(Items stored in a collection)
'''

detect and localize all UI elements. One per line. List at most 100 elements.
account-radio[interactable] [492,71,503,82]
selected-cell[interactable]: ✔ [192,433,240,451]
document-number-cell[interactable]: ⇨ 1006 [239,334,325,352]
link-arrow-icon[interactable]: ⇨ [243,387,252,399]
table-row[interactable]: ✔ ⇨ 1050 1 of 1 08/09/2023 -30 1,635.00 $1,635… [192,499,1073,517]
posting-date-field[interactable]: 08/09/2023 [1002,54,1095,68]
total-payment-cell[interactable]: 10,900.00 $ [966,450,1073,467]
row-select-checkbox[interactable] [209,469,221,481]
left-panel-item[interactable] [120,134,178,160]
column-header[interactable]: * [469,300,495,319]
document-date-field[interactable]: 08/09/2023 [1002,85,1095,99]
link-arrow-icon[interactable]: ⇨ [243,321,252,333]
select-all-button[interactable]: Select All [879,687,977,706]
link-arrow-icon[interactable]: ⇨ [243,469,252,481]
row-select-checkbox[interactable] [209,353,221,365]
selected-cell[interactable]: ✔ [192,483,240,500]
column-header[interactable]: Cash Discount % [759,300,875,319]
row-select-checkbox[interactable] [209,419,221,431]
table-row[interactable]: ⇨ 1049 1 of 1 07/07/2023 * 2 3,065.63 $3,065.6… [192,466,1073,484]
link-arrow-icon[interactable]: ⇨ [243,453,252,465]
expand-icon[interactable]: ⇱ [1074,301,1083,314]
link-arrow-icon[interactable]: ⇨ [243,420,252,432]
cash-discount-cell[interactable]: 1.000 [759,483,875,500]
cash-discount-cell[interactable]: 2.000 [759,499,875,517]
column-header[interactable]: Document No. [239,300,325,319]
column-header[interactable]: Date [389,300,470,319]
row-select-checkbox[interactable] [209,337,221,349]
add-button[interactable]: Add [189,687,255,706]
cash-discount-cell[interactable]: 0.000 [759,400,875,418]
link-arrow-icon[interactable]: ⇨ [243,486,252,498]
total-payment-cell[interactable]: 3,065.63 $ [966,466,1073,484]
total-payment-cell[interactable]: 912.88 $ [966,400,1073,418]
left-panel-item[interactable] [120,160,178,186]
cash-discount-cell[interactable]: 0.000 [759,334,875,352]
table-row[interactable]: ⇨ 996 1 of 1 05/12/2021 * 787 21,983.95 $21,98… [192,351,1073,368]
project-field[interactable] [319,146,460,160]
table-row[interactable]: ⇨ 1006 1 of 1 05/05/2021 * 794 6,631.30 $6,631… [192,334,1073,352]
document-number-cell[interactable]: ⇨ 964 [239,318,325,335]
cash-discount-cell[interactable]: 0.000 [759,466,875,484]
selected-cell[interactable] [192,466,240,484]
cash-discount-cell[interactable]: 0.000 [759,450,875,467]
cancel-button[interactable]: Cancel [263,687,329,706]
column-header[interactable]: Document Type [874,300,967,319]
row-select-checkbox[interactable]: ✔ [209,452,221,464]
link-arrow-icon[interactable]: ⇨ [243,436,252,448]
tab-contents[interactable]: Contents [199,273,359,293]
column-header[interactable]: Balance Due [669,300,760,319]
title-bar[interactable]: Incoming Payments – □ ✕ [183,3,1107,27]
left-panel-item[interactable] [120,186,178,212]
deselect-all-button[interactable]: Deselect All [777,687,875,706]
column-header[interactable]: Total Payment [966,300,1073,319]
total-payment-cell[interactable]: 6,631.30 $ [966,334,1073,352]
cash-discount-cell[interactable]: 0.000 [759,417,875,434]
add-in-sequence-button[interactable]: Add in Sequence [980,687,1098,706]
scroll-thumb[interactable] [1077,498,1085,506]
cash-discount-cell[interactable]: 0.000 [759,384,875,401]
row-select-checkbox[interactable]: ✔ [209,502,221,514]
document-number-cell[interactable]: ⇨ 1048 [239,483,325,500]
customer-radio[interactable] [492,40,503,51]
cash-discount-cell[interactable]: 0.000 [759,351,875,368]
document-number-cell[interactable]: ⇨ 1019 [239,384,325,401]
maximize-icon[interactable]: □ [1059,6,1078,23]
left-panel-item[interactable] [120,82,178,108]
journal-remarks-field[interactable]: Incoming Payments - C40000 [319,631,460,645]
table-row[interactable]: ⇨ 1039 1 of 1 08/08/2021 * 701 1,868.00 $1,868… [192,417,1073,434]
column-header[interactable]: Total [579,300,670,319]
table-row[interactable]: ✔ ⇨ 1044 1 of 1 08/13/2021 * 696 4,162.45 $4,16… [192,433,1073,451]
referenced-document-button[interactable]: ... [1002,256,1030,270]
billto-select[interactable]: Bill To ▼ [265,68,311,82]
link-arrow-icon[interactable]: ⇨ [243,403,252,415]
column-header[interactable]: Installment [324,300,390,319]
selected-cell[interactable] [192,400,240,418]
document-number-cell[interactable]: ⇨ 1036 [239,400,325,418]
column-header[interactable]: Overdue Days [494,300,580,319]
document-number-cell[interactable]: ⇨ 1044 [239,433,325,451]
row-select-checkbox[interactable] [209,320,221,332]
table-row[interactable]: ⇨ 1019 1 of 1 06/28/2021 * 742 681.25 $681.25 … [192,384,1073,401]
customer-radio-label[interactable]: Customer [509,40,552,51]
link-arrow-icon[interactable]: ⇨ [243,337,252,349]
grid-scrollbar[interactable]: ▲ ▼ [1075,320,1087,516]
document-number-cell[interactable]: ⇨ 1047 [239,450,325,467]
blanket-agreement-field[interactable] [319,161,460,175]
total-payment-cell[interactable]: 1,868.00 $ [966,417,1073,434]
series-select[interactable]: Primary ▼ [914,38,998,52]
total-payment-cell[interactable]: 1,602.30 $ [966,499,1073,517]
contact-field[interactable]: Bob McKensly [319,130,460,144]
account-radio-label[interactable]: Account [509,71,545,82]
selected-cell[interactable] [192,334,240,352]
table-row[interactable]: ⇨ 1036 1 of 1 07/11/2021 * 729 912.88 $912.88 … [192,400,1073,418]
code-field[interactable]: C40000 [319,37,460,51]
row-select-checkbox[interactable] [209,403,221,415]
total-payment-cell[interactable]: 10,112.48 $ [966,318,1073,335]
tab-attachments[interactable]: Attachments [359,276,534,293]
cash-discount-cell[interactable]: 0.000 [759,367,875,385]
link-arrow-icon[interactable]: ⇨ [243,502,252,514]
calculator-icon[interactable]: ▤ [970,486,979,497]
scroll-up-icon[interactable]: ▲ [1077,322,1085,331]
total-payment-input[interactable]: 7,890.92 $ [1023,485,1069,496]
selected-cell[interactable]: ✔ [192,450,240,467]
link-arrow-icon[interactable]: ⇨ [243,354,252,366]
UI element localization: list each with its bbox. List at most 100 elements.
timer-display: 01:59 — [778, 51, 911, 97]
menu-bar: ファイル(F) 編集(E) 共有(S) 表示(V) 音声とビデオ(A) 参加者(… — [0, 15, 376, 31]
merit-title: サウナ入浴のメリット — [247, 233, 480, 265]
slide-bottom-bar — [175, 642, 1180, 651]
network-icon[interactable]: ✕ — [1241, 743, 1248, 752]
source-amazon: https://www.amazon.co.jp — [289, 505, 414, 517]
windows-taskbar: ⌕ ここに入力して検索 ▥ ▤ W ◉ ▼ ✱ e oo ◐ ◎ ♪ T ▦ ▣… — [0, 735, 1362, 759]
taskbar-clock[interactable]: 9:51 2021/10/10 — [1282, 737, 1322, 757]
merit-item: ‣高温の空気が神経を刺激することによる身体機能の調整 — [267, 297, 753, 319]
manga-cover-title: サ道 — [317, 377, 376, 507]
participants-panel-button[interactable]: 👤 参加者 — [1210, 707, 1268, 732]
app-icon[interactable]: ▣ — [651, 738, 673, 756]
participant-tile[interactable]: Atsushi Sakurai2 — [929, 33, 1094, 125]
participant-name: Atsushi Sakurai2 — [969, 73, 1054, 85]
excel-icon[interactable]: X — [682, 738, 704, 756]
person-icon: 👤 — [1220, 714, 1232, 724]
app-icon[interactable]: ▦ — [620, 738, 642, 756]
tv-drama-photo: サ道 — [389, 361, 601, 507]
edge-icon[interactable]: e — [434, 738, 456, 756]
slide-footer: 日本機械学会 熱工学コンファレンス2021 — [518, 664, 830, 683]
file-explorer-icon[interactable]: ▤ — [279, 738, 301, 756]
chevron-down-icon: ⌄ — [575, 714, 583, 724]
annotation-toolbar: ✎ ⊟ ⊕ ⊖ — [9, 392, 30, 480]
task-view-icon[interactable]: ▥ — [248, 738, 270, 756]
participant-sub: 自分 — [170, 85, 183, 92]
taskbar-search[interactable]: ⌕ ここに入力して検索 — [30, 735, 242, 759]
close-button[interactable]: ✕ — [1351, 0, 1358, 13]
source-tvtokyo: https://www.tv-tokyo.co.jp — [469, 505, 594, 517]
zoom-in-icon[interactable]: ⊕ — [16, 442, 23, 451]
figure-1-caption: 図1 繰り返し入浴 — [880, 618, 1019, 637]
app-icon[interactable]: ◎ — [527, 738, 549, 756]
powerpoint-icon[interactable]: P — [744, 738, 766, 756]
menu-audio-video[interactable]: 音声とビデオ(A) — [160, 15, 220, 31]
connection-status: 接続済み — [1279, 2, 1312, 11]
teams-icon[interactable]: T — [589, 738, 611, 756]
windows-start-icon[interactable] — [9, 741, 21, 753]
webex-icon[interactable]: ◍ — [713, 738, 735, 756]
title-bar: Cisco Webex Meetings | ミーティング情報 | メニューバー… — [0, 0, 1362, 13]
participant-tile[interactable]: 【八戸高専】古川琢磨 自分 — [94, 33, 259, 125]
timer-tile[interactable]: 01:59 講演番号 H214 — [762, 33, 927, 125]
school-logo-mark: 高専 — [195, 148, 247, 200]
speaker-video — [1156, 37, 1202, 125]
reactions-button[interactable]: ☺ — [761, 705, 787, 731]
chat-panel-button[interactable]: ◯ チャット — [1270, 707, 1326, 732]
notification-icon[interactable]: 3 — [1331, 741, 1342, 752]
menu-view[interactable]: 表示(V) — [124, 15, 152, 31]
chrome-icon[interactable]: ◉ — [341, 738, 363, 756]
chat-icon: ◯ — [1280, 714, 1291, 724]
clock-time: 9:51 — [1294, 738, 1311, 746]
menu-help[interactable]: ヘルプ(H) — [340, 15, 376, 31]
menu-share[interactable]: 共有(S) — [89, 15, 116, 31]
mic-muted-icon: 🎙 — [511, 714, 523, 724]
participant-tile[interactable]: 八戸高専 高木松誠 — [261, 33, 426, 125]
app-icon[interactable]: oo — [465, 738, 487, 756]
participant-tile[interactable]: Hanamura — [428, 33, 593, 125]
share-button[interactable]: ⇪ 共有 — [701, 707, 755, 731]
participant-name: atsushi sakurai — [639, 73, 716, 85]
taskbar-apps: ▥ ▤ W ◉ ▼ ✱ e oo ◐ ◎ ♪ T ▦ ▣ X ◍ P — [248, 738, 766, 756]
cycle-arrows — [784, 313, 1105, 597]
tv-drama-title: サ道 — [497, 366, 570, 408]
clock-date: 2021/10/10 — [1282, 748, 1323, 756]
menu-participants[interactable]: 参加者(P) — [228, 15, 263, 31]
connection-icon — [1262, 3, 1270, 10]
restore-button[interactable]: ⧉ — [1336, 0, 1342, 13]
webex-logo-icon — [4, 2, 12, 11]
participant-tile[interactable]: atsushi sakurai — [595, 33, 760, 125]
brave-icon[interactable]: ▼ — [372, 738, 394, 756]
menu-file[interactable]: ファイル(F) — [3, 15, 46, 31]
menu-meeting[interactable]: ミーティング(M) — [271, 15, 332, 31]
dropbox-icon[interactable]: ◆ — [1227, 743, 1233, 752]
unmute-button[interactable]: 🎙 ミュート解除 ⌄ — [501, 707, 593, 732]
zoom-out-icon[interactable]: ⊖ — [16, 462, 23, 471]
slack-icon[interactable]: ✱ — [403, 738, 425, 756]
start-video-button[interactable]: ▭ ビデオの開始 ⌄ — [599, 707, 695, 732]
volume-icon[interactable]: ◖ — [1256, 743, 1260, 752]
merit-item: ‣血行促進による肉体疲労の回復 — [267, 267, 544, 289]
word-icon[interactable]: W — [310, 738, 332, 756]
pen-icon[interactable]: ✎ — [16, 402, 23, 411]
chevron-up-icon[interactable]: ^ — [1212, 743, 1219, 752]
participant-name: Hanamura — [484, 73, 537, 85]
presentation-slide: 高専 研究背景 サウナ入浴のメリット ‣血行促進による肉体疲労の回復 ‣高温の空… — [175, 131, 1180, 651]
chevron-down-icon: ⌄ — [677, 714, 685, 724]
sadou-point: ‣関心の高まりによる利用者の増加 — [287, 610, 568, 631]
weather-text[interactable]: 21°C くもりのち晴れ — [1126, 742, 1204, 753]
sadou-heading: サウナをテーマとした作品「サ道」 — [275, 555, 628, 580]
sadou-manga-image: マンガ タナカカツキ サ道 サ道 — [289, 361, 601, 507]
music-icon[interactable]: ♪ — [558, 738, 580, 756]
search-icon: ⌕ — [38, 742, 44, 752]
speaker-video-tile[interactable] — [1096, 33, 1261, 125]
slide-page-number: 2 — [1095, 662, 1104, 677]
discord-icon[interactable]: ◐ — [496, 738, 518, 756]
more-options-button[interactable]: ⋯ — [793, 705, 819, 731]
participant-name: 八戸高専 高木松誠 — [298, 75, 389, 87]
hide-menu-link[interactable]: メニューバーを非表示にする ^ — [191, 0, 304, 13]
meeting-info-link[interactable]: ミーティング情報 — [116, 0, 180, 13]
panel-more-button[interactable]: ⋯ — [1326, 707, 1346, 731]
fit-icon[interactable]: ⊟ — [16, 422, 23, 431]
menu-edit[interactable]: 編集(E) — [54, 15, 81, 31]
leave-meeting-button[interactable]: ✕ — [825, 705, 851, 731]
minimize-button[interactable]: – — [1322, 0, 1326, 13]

'''

## Directions
Can you echo the lines of the listing word for word, starting at the first line and ending with the line containing "column-header[interactable]: Date [389,300,470,319]", with both included?

## Correct response
detect and localize all UI elements. One per line. List at most 100 elements.
account-radio[interactable] [492,71,503,82]
selected-cell[interactable]: ✔ [192,433,240,451]
document-number-cell[interactable]: ⇨ 1006 [239,334,325,352]
link-arrow-icon[interactable]: ⇨ [243,387,252,399]
table-row[interactable]: ✔ ⇨ 1050 1 of 1 08/09/2023 -30 1,635.00 $1,635… [192,499,1073,517]
posting-date-field[interactable]: 08/09/2023 [1002,54,1095,68]
total-payment-cell[interactable]: 10,900.00 $ [966,450,1073,467]
row-select-checkbox[interactable] [209,469,221,481]
left-panel-item[interactable] [120,134,178,160]
column-header[interactable]: * [469,300,495,319]
document-date-field[interactable]: 08/09/2023 [1002,85,1095,99]
link-arrow-icon[interactable]: ⇨ [243,321,252,333]
select-all-button[interactable]: Select All [879,687,977,706]
link-arrow-icon[interactable]: ⇨ [243,469,252,481]
row-select-checkbox[interactable] [209,353,221,365]
selected-cell[interactable]: ✔ [192,483,240,500]
column-header[interactable]: Cash Discount % [759,300,875,319]
row-select-checkbox[interactable] [209,419,221,431]
table-row[interactable]: ⇨ 1049 1 of 1 07/07/2023 * 2 3,065.63 $3,065.6… [192,466,1073,484]
link-arrow-icon[interactable]: ⇨ [243,453,252,465]
expand-icon[interactable]: ⇱ [1074,301,1083,314]
link-arrow-icon[interactable]: ⇨ [243,420,252,432]
cash-discount-cell[interactable]: 1.000 [759,483,875,500]
cash-discount-cell[interactable]: 2.000 [759,499,875,517]
column-header[interactable]: Document No. [239,300,325,319]
column-header[interactable]: Date [389,300,470,319]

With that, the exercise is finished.